■ **WORK TO BE COMPLETED**
The listing below is to be output in its exact form.

Figure dataset records
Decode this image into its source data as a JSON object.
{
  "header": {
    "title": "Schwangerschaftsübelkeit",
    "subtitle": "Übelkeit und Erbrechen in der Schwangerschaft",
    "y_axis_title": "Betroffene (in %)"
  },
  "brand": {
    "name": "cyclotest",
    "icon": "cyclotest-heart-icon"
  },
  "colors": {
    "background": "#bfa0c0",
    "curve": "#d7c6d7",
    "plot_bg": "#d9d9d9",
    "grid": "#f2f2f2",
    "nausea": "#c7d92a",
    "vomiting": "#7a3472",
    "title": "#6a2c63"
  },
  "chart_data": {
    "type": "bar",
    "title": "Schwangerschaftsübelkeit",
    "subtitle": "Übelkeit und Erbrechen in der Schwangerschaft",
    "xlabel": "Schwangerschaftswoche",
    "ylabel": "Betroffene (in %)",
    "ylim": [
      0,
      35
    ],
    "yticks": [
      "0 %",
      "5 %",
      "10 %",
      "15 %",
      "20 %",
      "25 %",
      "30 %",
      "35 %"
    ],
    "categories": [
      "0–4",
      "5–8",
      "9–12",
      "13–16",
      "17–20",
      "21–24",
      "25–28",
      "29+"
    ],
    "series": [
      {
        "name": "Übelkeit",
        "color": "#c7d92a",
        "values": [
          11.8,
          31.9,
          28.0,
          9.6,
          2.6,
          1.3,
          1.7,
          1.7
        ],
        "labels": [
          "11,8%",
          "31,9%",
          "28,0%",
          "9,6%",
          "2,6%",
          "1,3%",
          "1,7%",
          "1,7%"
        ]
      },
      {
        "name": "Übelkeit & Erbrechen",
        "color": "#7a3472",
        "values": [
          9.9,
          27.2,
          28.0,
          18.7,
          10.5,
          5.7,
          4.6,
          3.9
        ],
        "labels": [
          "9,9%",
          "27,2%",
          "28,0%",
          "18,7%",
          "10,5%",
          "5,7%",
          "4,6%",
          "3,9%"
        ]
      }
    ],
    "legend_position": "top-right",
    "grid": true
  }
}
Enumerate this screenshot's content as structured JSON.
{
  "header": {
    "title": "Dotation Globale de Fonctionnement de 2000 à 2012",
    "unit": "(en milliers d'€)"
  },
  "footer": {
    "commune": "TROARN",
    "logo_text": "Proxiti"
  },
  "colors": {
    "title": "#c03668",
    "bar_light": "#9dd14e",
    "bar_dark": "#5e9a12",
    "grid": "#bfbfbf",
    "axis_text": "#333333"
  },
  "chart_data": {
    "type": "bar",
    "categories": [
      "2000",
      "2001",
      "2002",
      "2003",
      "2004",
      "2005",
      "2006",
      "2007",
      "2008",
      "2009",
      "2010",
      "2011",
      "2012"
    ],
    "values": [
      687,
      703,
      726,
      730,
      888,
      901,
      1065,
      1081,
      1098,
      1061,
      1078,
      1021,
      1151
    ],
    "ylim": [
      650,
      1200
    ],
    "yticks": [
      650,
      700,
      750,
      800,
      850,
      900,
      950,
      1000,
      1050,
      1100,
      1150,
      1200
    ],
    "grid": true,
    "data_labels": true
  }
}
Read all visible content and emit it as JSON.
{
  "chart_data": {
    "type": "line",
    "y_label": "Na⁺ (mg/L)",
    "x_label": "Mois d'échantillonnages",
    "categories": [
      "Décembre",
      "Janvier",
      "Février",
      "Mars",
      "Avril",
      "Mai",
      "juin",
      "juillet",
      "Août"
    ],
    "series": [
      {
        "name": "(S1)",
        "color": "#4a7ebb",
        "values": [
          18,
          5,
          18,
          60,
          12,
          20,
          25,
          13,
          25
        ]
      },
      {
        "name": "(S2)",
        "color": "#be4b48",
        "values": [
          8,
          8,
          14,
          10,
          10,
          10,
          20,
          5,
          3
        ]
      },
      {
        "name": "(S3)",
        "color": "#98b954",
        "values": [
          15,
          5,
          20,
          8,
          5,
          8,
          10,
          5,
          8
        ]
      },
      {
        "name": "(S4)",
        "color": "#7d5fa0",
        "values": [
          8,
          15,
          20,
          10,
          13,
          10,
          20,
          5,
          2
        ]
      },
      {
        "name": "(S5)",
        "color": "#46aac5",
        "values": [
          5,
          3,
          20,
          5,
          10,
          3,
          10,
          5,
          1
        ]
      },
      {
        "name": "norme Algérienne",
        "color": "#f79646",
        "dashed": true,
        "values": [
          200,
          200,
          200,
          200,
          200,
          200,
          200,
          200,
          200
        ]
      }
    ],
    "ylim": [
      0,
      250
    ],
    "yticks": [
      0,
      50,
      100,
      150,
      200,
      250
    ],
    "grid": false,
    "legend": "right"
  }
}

■ **FULL ANSWER**
Decode this image into its source data as a JSON object.
{
  "header": {
    "title": "Schwangerschaftsübelkeit",
    "subtitle": "Übelkeit und Erbrechen in der Schwangerschaft",
    "y_axis_title": "Betroffene (in %)"
  },
  "brand": {
    "name": "cyclotest",
    "icon": "cyclotest-heart-icon"
  },
  "colors": {
    "background": "#bfa0c0",
    "curve": "#d7c6d7",
    "plot_bg": "#d9d9d9",
    "grid": "#f2f2f2",
    "nausea": "#c7d92a",
    "vomiting": "#7a3472",
    "title": "#6a2c63"
  },
  "chart_data": {
    "type": "bar",
    "title": "Schwangerschaftsübelkeit",
    "subtitle": "Übelkeit und Erbrechen in der Schwangerschaft",
    "xlabel": "Schwangerschaftswoche",
    "ylabel": "Betroffene (in %)",
    "ylim": [
      0,
      35
    ],
    "yticks": [
      "0 %",
      "5 %",
      "10 %",
      "15 %",
      "20 %",
      "25 %",
      "30 %",
      "35 %"
    ],
    "categories": [
      "0–4",
      "5–8",
      "9–12",
      "13–16",
      "17–20",
      "21–24",
      "25–28",
      "29+"
    ],
    "series": [
      {
        "name": "Übelkeit",
        "color": "#c7d92a",
        "values": [
          11.8,
          31.9,
          28.0,
          9.6,
          2.6,
          1.3,
          1.7,
          1.7
        ],
        "labels": [
          "11,8%",
          "31,9%",
          "28,0%",
          "9,6%",
          "2,6%",
          "1,3%",
          "1,7%",
          "1,7%"
        ]
      },
      {
        "name": "Übelkeit & Erbrechen",
        "color": "#7a3472",
        "values": [
          9.9,
          27.2,
          28.0,
          18.7,
          10.5,
          5.7,
          4.6,
          3.9
        ],
        "labels": [
          "9,9%",
          "27,2%",
          "28,0%",
          "18,7%",
          "10,5%",
          "5,7%",
          "4,6%",
          "3,9%"
        ]
      }
    ],
    "legend_position": "top-right",
    "grid": true
  }
}
Enumerate this screenshot's content as structured JSON.
{
  "header": {
    "title": "Dotation Globale de Fonctionnement de 2000 à 2012",
    "unit": "(en milliers d'€)"
  },
  "footer": {
    "commune": "TROARN",
    "logo_text": "Proxiti"
  },
  "colors": {
    "title": "#c03668",
    "bar_light": "#9dd14e",
    "bar_dark": "#5e9a12",
    "grid": "#bfbfbf",
    "axis_text": "#333333"
  },
  "chart_data": {
    "type": "bar",
    "categories": [
      "2000",
      "2001",
      "2002",
      "2003",
      "2004",
      "2005",
      "2006",
      "2007",
      "2008",
      "2009",
      "2010",
      "2011",
      "2012"
    ],
    "values": [
      687,
      703,
      726,
      730,
      888,
      901,
      1065,
      1081,
      1098,
      1061,
      1078,
      1021,
      1151
    ],
    "ylim": [
      650,
      1200
    ],
    "yticks": [
      650,
      700,
      750,
      800,
      850,
      900,
      950,
      1000,
      1050,
      1100,
      1150,
      1200
    ],
    "grid": true,
    "data_labels": true
  }
}
Read all visible content and emit it as JSON.
{
  "chart_data": {
    "type": "line",
    "y_label": "Na⁺ (mg/L)",
    "x_label": "Mois d'échantillonnages",
    "categories": [
      "Décembre",
      "Janvier",
      "Février",
      "Mars",
      "Avril",
      "Mai",
      "juin",
      "juillet",
      "Août"
    ],
    "series": [
      {
        "name": "(S1)",
        "color": "#4a7ebb",
        "values": [
          18,
          5,
          18,
          60,
          12,
          20,
          25,
          13,
          25
        ]
      },
      {
        "name": "(S2)",
        "color": "#be4b48",
        "values": [
          8,
          8,
          14,
          10,
          10,
          10,
          20,
          5,
          3
        ]
      },
      {
        "name": "(S3)",
        "color": "#98b954",
        "values": [
          15,
          5,
          20,
          8,
          5,
          8,
          10,
          5,
          8
        ]
      },
      {
        "name": "(S4)",
        "color": "#7d5fa0",
        "values": [
          8,
          15,
          20,
          10,
          13,
          10,
          20,
          5,
          2
        ]
      },
      {
        "name": "(S5)",
        "color": "#46aac5",
        "values": [
          5,
          3,
          20,
          5,
          10,
          3,
          10,
          5,
          1
        ]
      },
      {
        "name": "norme Algérienne",
        "color": "#f79646",
        "dashed": true,
        "values": [
          200,
          200,
          200,
          200,
          200,
          200,
          200,
          200,
          200
        ]
      }
    ],
    "ylim": [
      0,
      250
    ],
    "yticks": [
      0,
      50,
      100,
      150,
      200,
      250
    ],
    "grid": false,
    "legend": "right"
  }
}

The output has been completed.